* Problem description:
All entries must be repeated exactly; do not include the pictures.

* Material supplied:
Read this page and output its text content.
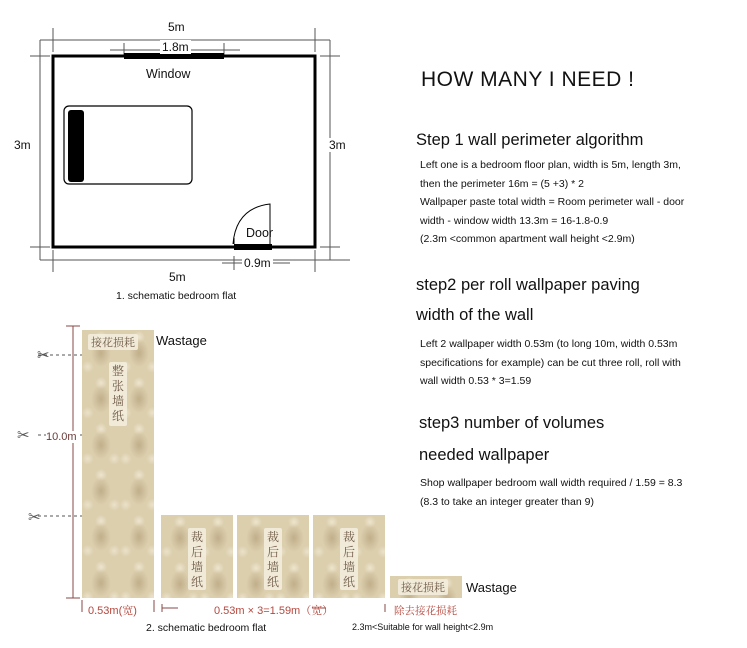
5m
1.8m
Window
3m	3m
Door
0.9m
5m
1. schematic bedroom flat
HOW MANY I NEED !
Step 1 wall perimeter algorithm
Left one is a bedroom floor plan, width is 5m, length 3m,
then the perimeter 16m = (5 +3) * 2
Wallpaper paste total width = Room perimeter wall - door
width - window width 13.3m = 16-1.8-0.9
(2.3m <common apartment wall height <2.9m)
step2 per roll wallpaper paving
width of the wall
Left 2 wallpaper width 0.53m (to long 10m, width 0.53m
specifications for example) can be cut three roll, roll with
wall width 0.53 * 3=1.59
step3 number of volumes
needed wallpaper
Shop wallpaper bedroom wall width required / 1.59 = 8.3
(8.3 to take an integer greater than 9)
接花损耗 Wastage
整张墙纸
10.0m
✂
✂
✂
裁后墙纸
裁后墙纸
裁后墙纸	接花损耗 Wastage
0.53m(宽)	0.53m × 3=1.59m（宽）	除去接花损耗
2.3m<Suitable for wall height<2.9m
2. schematic bedroom flat
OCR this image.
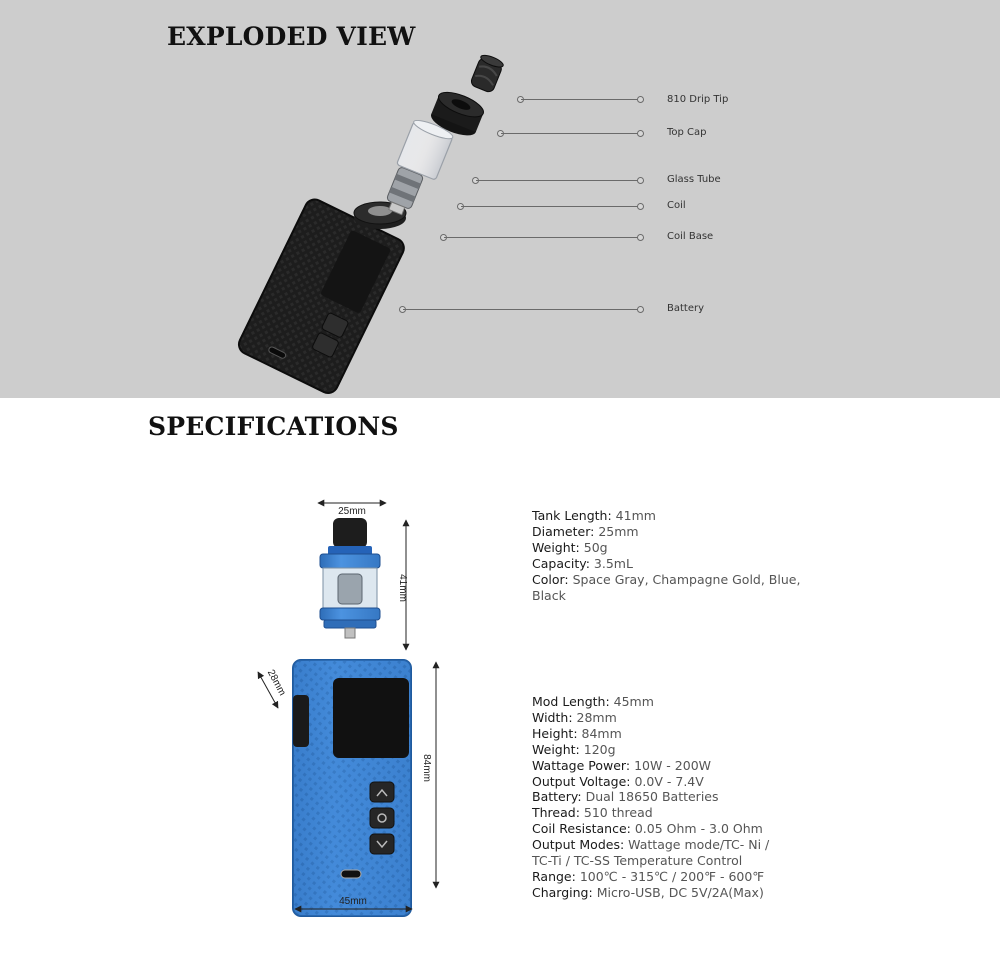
EXPLODED VIEW
810 Drip Tip
Top Cap
Glass Tube
Coil
Coil Base
Battery
SPECIFICATIONS
25mm
41mm
28mm
84mm
45mm
Tank Length: 41mm
Diameter: 25mm
Weight: 50g
Capacity: 3.5mL
Color: Space Gray, Champagne Gold, Blue,
Black
Mod Length: 45mm
Width: 28mm
Height: 84mm
Weight: 120g
Wattage Power: 10W - 200W
Output Voltage: 0.0V - 7.4V
Battery: Dual 18650 Batteries
Thread: 510 thread
Coil Resistance: 0.05 Ohm - 3.0 Ohm
Output Modes: Wattage mode/TC- Ni /
TC-Ti / TC-SS Temperature Control
Range: 100℃ - 315℃ / 200℉ - 600℉
Charging: Micro-USB, DC 5V/2A(Max)
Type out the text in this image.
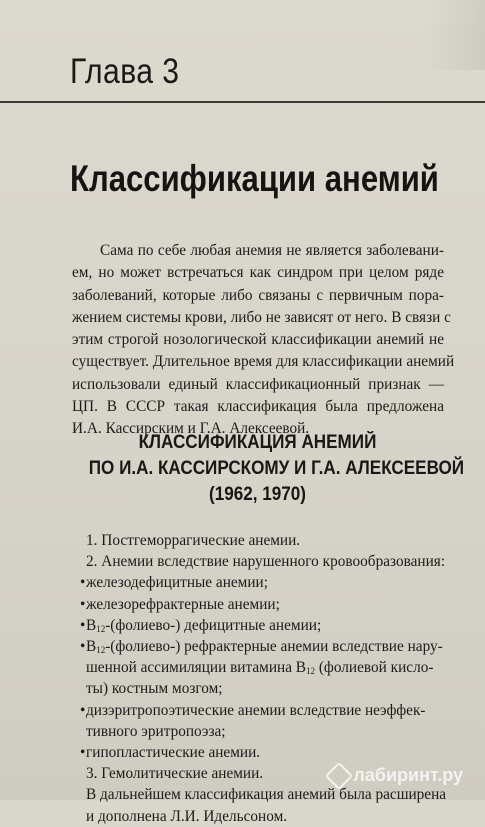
Глава 3
Классификации анемий
Сама по себе любая анемия не является заболевани-
ем, но может встречаться как синдром при целом ряде
заболеваний, которые либо связаны с первичным пора-
жением системы крови, либо не зависят от него. В связи с
этим строгой нозологической классификации анемий не
существует. Длительное время для классификации анемий
использовали единый классификационный признак —
ЦП. В СССР такая классификация была предложена
И.А. Кассирским и Г.А. Алексеевой.
КЛАССИФИКАЦИЯ АНЕМИЙ
ПО И.А. КАССИРСКОМУ И Г.А. АЛЕКСЕЕВОЙ
(1962, 1970)
1. Постгеморрагические анемии.
2. Анемии вследствие нарушенного кровообразования:
• железодефицитные анемии;
• железорефрактерные анемии;
• $В_{12}-(фолиево-)$ дефицитные анемии;
• $В_{12}-(фолиево-)$ рефрактерные анемии вследствие нару-
шенной ассимиляции витамина $В_{12}$ (фолиевой кисло-
ты) костным мозгом;
• дизэритропоэтические анемии вследствие неэффек-
тивного эритропоэза;
• гипопластические анемии.
3. Гемолитические анемии.
В дальнейшем классификация анемий была расширена
и дополнена Л.И. Идельсоном.
лабиринт.ру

* Result below:
Read this page and output its text content.
5m
1.8m
Window
3m	3m
Door
0.9m
5m
1. schematic bedroom flat
HOW MANY I NEED !
Step 1 wall perimeter algorithm
Left one is a bedroom floor plan, width is 5m, length 3m,
then the perimeter 16m = (5 +3) * 2
Wallpaper paste total width = Room perimeter wall - door
width - window width 13.3m = 16-1.8-0.9
(2.3m <common apartment wall height <2.9m)
step2 per roll wallpaper paving
width of the wall
Left 2 wallpaper width 0.53m (to long 10m, width 0.53m
specifications for example) can be cut three roll, roll with
wall width 0.53 * 3=1.59
step3 number of volumes
needed wallpaper
Shop wallpaper bedroom wall width required / 1.59 = 8.3
(8.3 to take an integer greater than 9)
接花损耗 Wastage
整张墙纸
10.0m
✂
✂
✂
裁后墙纸
裁后墙纸
裁后墙纸	接花损耗 Wastage
0.53m(宽)	0.53m × 3=1.59m（宽）	除去接花损耗
2.3m<Suitable for wall height<2.9m
2. schematic bedroom flat
OCR this image.
EXPLODED VIEW
810 Drip Tip
Top Cap
Glass Tube
Coil
Coil Base
Battery
SPECIFICATIONS
25mm
41mm
28mm
84mm
45mm
Tank Length: 41mm
Diameter: 25mm
Weight: 50g
Capacity: 3.5mL
Color: Space Gray, Champagne Gold, Blue,
Black
Mod Length: 45mm
Width: 28mm
Height: 84mm
Weight: 120g
Wattage Power: 10W - 200W
Output Voltage: 0.0V - 7.4V
Battery: Dual 18650 Batteries
Thread: 510 thread
Coil Resistance: 0.05 Ohm - 3.0 Ohm
Output Modes: Wattage mode/TC- Ni /
TC-Ti / TC-SS Temperature Control
Range: 100℃ - 315℃ / 200℉ - 600℉
Charging: Micro-USB, DC 5V/2A(Max)
Type out the text in this image.
Глава 3
Классификации анемий
Сама по себе любая анемия не является заболевани-
ем, но может встречаться как синдром при целом ряде
заболеваний, которые либо связаны с первичным пора-
жением системы крови, либо не зависят от него. В связи с
этим строгой нозологической классификации анемий не
существует. Длительное время для классификации анемий
использовали единый классификационный признак —
ЦП. В СССР такая классификация была предложена
И.А. Кассирским и Г.А. Алексеевой.
КЛАССИФИКАЦИЯ АНЕМИЙ
ПО И.А. КАССИРСКОМУ И Г.А. АЛЕКСЕЕВОЙ
(1962, 1970)
1. Постгеморрагические анемии.
2. Анемии вследствие нарушенного кровообразования:
• железодефицитные анемии;
• железорефрактерные анемии;
• $В_{12}-(фолиево-)$ дефицитные анемии;
• $В_{12}-(фолиево-)$ рефрактерные анемии вследствие нару-
шенной ассимиляции витамина $В_{12}$ (фолиевой кисло-
ты) костным мозгом;
• дизэритропоэтические анемии вследствие неэффек-
тивного эритропоэза;
• гипопластические анемии.
3. Гемолитические анемии.
В дальнейшем классификация анемий была расширена
и дополнена Л.И. Идельсоном.
лабиринт.ру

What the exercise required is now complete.